> [Stated task]: Locate each line containing the string "this" and copy it out.

[Begin]

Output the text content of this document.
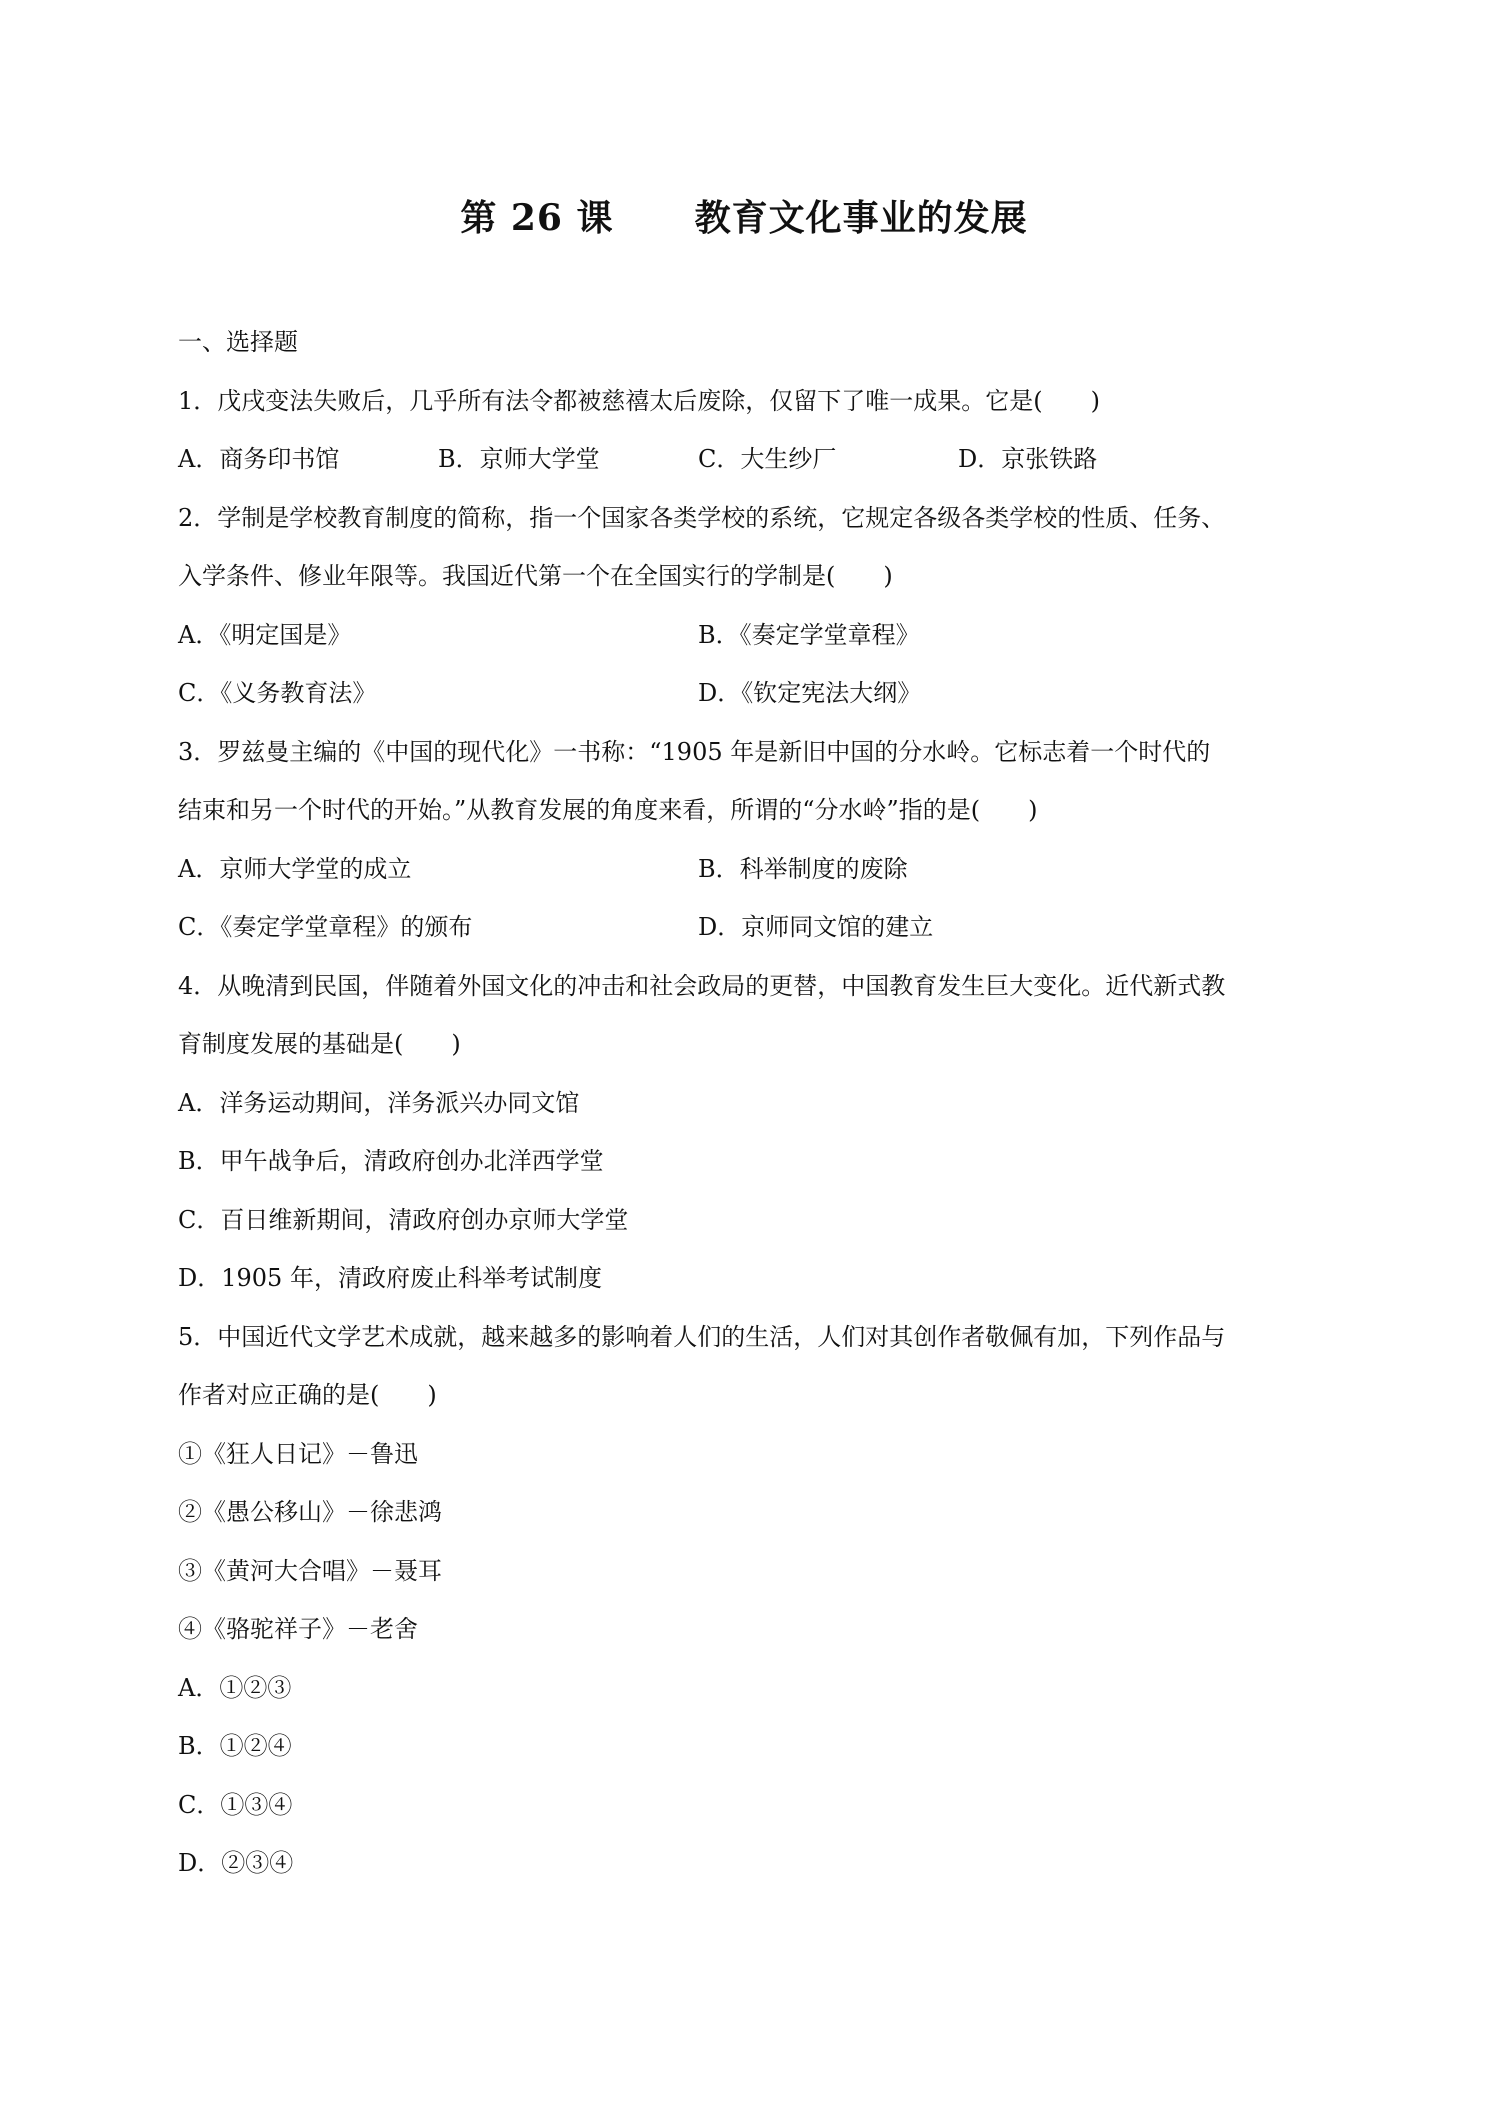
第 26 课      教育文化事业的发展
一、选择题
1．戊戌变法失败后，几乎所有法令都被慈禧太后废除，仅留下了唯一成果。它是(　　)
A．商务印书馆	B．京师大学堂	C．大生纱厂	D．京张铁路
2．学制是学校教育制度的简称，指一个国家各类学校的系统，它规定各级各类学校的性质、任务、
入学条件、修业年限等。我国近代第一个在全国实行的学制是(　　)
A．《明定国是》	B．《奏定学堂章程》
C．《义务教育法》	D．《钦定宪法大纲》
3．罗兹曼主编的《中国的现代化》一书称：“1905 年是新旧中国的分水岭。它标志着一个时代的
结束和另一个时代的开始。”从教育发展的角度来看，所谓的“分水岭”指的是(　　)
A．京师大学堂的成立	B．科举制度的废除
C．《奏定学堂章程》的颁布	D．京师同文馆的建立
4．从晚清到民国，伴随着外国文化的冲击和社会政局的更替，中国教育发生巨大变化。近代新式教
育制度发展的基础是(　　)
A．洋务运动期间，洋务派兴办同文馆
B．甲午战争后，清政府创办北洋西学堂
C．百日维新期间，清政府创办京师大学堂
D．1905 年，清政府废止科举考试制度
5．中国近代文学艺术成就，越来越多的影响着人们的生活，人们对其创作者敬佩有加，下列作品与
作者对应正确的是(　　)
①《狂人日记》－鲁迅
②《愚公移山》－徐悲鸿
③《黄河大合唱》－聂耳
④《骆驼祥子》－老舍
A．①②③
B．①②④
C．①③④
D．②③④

[End]
[Begin]

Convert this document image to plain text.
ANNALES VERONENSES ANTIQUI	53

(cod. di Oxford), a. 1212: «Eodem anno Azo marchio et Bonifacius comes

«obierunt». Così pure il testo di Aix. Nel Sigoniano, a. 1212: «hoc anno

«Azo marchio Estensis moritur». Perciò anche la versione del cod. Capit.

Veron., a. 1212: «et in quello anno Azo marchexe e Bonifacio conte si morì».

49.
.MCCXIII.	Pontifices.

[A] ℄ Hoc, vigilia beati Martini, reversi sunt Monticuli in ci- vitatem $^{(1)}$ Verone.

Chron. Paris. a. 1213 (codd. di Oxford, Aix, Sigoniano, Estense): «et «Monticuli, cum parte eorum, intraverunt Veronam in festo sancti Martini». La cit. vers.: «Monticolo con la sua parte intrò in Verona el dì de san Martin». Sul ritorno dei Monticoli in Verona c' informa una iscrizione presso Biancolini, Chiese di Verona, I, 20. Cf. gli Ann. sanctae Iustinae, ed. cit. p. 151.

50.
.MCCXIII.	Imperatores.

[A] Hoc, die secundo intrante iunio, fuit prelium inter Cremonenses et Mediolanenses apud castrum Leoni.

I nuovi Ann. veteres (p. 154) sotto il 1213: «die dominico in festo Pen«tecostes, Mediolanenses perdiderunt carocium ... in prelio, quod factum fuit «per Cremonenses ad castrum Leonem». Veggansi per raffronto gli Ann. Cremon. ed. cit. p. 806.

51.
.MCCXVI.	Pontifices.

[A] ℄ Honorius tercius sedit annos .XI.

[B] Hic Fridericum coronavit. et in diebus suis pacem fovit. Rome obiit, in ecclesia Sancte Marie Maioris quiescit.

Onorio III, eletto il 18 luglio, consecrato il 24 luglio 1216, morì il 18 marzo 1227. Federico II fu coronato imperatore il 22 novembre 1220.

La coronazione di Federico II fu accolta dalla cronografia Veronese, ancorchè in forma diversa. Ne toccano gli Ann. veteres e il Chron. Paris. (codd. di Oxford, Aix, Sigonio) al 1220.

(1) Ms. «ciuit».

[End]

> [Written answer]:
Output the text content of this document.
Convert this document image to plain text.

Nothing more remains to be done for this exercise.